> _Given task_
Copy each line below in which the word "this" occurs.
>> Start Data to process
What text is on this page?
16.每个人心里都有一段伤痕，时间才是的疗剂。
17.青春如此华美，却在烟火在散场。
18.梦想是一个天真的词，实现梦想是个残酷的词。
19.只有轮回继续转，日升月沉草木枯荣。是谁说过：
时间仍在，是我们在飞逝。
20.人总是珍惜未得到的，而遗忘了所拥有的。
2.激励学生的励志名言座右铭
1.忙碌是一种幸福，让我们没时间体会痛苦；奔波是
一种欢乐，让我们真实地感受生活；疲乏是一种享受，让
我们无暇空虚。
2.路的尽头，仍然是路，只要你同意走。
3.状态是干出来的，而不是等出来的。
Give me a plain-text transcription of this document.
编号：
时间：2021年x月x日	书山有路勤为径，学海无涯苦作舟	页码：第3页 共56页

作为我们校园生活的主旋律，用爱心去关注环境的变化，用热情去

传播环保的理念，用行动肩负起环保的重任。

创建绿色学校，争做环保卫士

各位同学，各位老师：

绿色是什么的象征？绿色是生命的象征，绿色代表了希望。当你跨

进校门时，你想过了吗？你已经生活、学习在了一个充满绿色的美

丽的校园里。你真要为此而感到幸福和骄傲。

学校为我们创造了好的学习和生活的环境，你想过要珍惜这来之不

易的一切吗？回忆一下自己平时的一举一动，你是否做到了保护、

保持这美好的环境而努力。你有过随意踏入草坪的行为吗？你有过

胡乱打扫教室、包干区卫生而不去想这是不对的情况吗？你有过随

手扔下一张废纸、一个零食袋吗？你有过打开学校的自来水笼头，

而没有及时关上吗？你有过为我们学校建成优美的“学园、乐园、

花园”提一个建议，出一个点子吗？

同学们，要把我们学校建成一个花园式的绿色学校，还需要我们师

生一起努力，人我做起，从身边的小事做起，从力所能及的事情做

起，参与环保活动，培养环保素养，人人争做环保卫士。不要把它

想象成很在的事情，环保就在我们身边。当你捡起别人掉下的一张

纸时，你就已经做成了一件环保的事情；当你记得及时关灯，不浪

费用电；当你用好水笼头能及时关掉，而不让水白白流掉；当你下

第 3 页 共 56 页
>> End Data to process
> _Task result_
What text is on this page?
Give me a plain-text transcription of this document.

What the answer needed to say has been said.